The listing below is the input. Say how many of its lines contain "value", giving the number alone.

* [EXERCISE MATERIALS]
▬▬▬▬▬▬

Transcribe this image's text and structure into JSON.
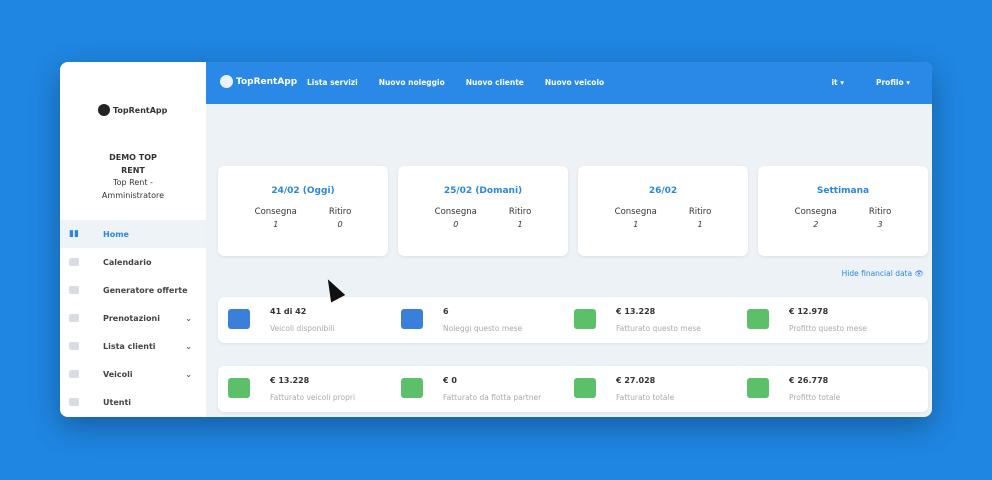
{
  "brand": "TopRentApp",
  "user": {
    "company": "DEMO TOP RENT",
    "role": "Top Rent - Amministratore"
  },
  "sidebar": {
    "items": [
      {
        "label": "Home",
        "icon": "bar-chart-icon",
        "active": true
      },
      {
        "label": "Calendario",
        "icon": "calendar-icon"
      },
      {
        "label": "Generatore offerte",
        "icon": "offer-icon"
      },
      {
        "label": "Prenotazioni",
        "icon": "booking-icon",
        "expandable": true
      },
      {
        "label": "Lista clienti",
        "icon": "clients-icon",
        "expandable": true
      },
      {
        "label": "Veicoli",
        "icon": "car-icon",
        "expandable": true
      },
      {
        "label": "Utenti",
        "icon": "user-icon"
      }
    ]
  },
  "header": {
    "nav": [
      "Lista servizi",
      "Nuovo noleggio",
      "Nuovo cliente",
      "Nuovo veicolo"
    ],
    "lang": "it ▾",
    "profile": "Profilo ▾"
  },
  "cards": [
    {
      "title": "24/02 (Oggi)",
      "consegna_label": "Consegna",
      "ritiro_label": "Ritiro",
      "consegna": "1",
      "ritiro": "0"
    },
    {
      "title": "25/02 (Domani)",
      "consegna_label": "Consegna",
      "ritiro_label": "Ritiro",
      "consegna": "0",
      "ritiro": "1"
    },
    {
      "title": "26/02",
      "consegna_label": "Consegna",
      "ritiro_label": "Ritiro",
      "consegna": "1",
      "ritiro": "1"
    },
    {
      "title": "Settimana",
      "consegna_label": "Consegna",
      "ritiro_label": "Ritiro",
      "consegna": "2",
      "ritiro": "3"
    }
  ],
  "hide_financial": "Hide financial data 👁",
  "stats1": [
    {
      "value": "41 di 42",
      "label": "Veicoli disponibili",
      "icon": "car-icon",
      "color": "#3a7fd9"
    },
    {
      "value": "6",
      "label": "Noleggi questo mese",
      "icon": "clipboard-icon",
      "color": "#3a7fd9"
    },
    {
      "value": "€ 13.228",
      "label": "Fatturato questo mese",
      "icon": "banknote-icon",
      "color": "#5cbf6a"
    },
    {
      "value": "€ 12.978",
      "label": "Profitto questo mese",
      "icon": "banknote-icon",
      "color": "#5cbf6a"
    }
  ],
  "stats2": [
    {
      "value": "€ 13.228",
      "label": "Fatturato veicoli propri",
      "icon": "cars-icon",
      "color": "#5cbf6a"
    },
    {
      "value": "€ 0",
      "label": "Fatturato da flotta partner",
      "icon": "handshake-icon",
      "color": "#5cbf6a"
    },
    {
      "value": "€ 27.028",
      "label": "Fatturato totale",
      "icon": "dollar-growth-icon",
      "color": "#5cbf6a"
    },
    {
      "value": "€ 26.778",
      "label": "Profitto totale",
      "icon": "money-bag-icon",
      "color": "#5cbf6a"
    }
  ]
}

▬▬▬▬▬▬

* [TASK RESPONSE]
8